● Information given:

========================

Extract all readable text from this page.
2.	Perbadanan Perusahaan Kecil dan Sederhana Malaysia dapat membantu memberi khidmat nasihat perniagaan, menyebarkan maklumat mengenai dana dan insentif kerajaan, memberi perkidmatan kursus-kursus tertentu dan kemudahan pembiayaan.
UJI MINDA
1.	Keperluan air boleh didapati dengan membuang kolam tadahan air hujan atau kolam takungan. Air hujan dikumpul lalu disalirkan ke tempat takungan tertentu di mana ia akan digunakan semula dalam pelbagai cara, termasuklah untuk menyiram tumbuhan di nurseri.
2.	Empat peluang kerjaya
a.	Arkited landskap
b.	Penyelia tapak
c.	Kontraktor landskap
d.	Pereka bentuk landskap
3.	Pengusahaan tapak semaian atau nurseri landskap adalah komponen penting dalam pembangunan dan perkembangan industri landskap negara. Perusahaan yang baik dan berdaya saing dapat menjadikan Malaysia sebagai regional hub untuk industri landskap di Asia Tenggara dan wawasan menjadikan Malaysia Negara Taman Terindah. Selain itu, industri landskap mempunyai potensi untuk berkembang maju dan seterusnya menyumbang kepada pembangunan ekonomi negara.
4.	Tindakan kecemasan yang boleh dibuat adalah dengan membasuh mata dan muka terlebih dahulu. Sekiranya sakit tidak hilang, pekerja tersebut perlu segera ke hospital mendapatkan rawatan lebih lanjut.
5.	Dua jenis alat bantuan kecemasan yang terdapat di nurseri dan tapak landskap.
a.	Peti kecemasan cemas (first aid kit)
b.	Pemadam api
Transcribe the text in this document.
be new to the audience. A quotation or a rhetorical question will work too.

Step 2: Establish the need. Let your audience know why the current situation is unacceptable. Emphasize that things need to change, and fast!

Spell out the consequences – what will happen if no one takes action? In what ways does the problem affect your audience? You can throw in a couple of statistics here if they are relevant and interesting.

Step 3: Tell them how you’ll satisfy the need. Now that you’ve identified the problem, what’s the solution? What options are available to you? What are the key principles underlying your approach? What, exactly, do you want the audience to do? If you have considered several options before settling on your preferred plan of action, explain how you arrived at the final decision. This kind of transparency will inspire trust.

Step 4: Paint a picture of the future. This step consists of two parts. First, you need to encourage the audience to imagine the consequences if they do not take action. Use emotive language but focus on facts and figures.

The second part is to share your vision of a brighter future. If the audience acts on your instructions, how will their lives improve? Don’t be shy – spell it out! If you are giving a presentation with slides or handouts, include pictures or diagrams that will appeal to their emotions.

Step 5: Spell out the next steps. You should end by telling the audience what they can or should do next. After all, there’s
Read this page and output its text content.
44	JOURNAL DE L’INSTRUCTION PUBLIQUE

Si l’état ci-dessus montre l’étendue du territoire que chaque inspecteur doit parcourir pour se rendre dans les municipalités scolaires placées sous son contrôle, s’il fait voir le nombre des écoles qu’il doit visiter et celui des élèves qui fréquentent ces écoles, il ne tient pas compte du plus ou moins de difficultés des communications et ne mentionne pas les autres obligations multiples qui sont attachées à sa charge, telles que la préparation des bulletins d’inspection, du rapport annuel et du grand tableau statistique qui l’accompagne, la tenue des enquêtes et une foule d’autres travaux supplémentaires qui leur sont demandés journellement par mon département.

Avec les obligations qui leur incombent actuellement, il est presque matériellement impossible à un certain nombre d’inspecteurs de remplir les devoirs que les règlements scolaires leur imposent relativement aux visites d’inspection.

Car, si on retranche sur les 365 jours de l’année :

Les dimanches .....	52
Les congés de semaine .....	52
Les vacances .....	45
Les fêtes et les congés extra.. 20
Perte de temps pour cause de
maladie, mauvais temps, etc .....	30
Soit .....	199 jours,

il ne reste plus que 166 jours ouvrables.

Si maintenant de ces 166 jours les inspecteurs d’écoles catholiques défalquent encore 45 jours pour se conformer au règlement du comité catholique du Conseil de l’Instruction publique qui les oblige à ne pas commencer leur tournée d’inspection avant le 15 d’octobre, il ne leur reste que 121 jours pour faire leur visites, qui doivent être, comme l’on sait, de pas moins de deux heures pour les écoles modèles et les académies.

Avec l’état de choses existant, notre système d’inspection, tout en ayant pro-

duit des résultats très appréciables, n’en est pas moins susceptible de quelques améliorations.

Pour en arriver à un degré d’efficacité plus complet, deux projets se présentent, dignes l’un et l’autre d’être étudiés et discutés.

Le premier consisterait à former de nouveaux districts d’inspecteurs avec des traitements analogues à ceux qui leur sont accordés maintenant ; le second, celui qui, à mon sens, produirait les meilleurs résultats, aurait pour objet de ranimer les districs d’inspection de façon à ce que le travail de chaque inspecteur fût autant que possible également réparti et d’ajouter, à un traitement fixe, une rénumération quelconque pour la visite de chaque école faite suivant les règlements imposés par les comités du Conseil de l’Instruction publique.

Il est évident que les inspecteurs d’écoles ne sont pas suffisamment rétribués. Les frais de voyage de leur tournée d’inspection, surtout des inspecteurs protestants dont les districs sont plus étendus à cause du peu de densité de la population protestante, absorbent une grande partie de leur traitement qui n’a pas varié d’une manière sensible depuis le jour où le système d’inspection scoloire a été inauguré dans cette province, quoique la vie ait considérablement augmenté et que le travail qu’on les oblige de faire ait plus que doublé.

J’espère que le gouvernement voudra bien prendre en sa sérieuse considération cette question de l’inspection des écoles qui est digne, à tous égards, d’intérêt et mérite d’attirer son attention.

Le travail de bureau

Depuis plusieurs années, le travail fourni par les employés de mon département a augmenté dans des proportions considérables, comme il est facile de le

========================

● Exercise requirements:
Give the listing again, word for word.

● Written response:
Extract all readable text from this page.
2.	Perbadanan Perusahaan Kecil dan Sederhana Malaysia dapat membantu memberi khidmat nasihat perniagaan, menyebarkan maklumat mengenai dana dan insentif kerajaan, memberi perkidmatan kursus-kursus tertentu dan kemudahan pembiayaan.
UJI MINDA
1.	Keperluan air boleh didapati dengan membuang kolam tadahan air hujan atau kolam takungan. Air hujan dikumpul lalu disalirkan ke tempat takungan tertentu di mana ia akan digunakan semula dalam pelbagai cara, termasuklah untuk menyiram tumbuhan di nurseri.
2.	Empat peluang kerjaya
a.	Arkited landskap
b.	Penyelia tapak
c.	Kontraktor landskap
d.	Pereka bentuk landskap
3.	Pengusahaan tapak semaian atau nurseri landskap adalah komponen penting dalam pembangunan dan perkembangan industri landskap negara. Perusahaan yang baik dan berdaya saing dapat menjadikan Malaysia sebagai regional hub untuk industri landskap di Asia Tenggara dan wawasan menjadikan Malaysia Negara Taman Terindah. Selain itu, industri landskap mempunyai potensi untuk berkembang maju dan seterusnya menyumbang kepada pembangunan ekonomi negara.
4.	Tindakan kecemasan yang boleh dibuat adalah dengan membasuh mata dan muka terlebih dahulu. Sekiranya sakit tidak hilang, pekerja tersebut perlu segera ke hospital mendapatkan rawatan lebih lanjut.
5.	Dua jenis alat bantuan kecemasan yang terdapat di nurseri dan tapak landskap.
a.	Peti kecemasan cemas (first aid kit)
b.	Pemadam api
Transcribe the text in this document.
be new to the audience. A quotation or a rhetorical question will work too.

Step 2: Establish the need. Let your audience know why the current situation is unacceptable. Emphasize that things need to change, and fast!

Spell out the consequences – what will happen if no one takes action? In what ways does the problem affect your audience? You can throw in a couple of statistics here if they are relevant and interesting.

Step 3: Tell them how you’ll satisfy the need. Now that you’ve identified the problem, what’s the solution? What options are available to you? What are the key principles underlying your approach? What, exactly, do you want the audience to do? If you have considered several options before settling on your preferred plan of action, explain how you arrived at the final decision. This kind of transparency will inspire trust.

Step 4: Paint a picture of the future. This step consists of two parts. First, you need to encourage the audience to imagine the consequences if they do not take action. Use emotive language but focus on facts and figures.

The second part is to share your vision of a brighter future. If the audience acts on your instructions, how will their lives improve? Don’t be shy – spell it out! If you are giving a presentation with slides or handouts, include pictures or diagrams that will appeal to their emotions.

Step 5: Spell out the next steps. You should end by telling the audience what they can or should do next. After all, there’s
Read this page and output its text content.
44	JOURNAL DE L’INSTRUCTION PUBLIQUE

Si l’état ci-dessus montre l’étendue du territoire que chaque inspecteur doit parcourir pour se rendre dans les municipalités scolaires placées sous son contrôle, s’il fait voir le nombre des écoles qu’il doit visiter et celui des élèves qui fréquentent ces écoles, il ne tient pas compte du plus ou moins de difficultés des communications et ne mentionne pas les autres obligations multiples qui sont attachées à sa charge, telles que la préparation des bulletins d’inspection, du rapport annuel et du grand tableau statistique qui l’accompagne, la tenue des enquêtes et une foule d’autres travaux supplémentaires qui leur sont demandés journellement par mon département.

Avec les obligations qui leur incombent actuellement, il est presque matériellement impossible à un certain nombre d’inspecteurs de remplir les devoirs que les règlements scolaires leur imposent relativement aux visites d’inspection.

Car, si on retranche sur les 365 jours de l’année :

Les dimanches .....	52
Les congés de semaine .....	52
Les vacances .....	45
Les fêtes et les congés extra.. 20
Perte de temps pour cause de
maladie, mauvais temps, etc .....	30
Soit .....	199 jours,

il ne reste plus que 166 jours ouvrables.

Si maintenant de ces 166 jours les inspecteurs d’écoles catholiques défalquent encore 45 jours pour se conformer au règlement du comité catholique du Conseil de l’Instruction publique qui les oblige à ne pas commencer leur tournée d’inspection avant le 15 d’octobre, il ne leur reste que 121 jours pour faire leur visites, qui doivent être, comme l’on sait, de pas moins de deux heures pour les écoles modèles et les académies.

Avec l’état de choses existant, notre système d’inspection, tout en ayant pro-

duit des résultats très appréciables, n’en est pas moins susceptible de quelques améliorations.

Pour en arriver à un degré d’efficacité plus complet, deux projets se présentent, dignes l’un et l’autre d’être étudiés et discutés.

Le premier consisterait à former de nouveaux districts d’inspecteurs avec des traitements analogues à ceux qui leur sont accordés maintenant ; le second, celui qui, à mon sens, produirait les meilleurs résultats, aurait pour objet de ranimer les districs d’inspection de façon à ce que le travail de chaque inspecteur fût autant que possible également réparti et d’ajouter, à un traitement fixe, une rénumération quelconque pour la visite de chaque école faite suivant les règlements imposés par les comités du Conseil de l’Instruction publique.

Il est évident que les inspecteurs d’écoles ne sont pas suffisamment rétribués. Les frais de voyage de leur tournée d’inspection, surtout des inspecteurs protestants dont les districs sont plus étendus à cause du peu de densité de la population protestante, absorbent une grande partie de leur traitement qui n’a pas varié d’une manière sensible depuis le jour où le système d’inspection scoloire a été inauguré dans cette province, quoique la vie ait considérablement augmenté et que le travail qu’on les oblige de faire ait plus que doublé.

J’espère que le gouvernement voudra bien prendre en sa sérieuse considération cette question de l’inspection des écoles qui est digne, à tous égards, d’intérêt et mérite d’attirer son attention.

Le travail de bureau

Depuis plusieurs années, le travail fourni par les employés de mon département a augmenté dans des proportions considérables, comme il est facile de le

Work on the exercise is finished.